* [MATERIAL]:
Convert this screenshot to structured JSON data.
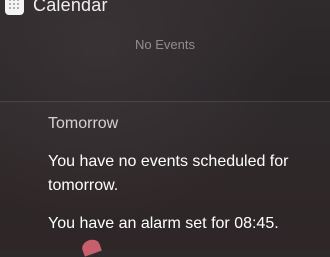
{
  "calendar": {
    "title": "Calendar",
    "today_status": "No Events"
  },
  "tomorrow": {
    "heading": "Tomorrow",
    "summary": "You have no events scheduled for tomorrow.",
    "alarm": "You have an alarm set for 08:45."
  },
  "colors": {
    "background": "#2b2628",
    "text_primary": "#ffffff",
    "text_muted": "#8c8688",
    "accent_glyph": "#e06a78"
  },
  "icons": {
    "calendar": "calendar-app-icon"
  }
}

* [WHAT IS EXPECTED]:
Read the data above. Pull out each line in which the string "have" appears.

* [RESPONSE FOR THIS EXERCISE]:
    "summary": "You have no events scheduled for tomorrow.",
    "alarm": "You have an alarm set for 08:45."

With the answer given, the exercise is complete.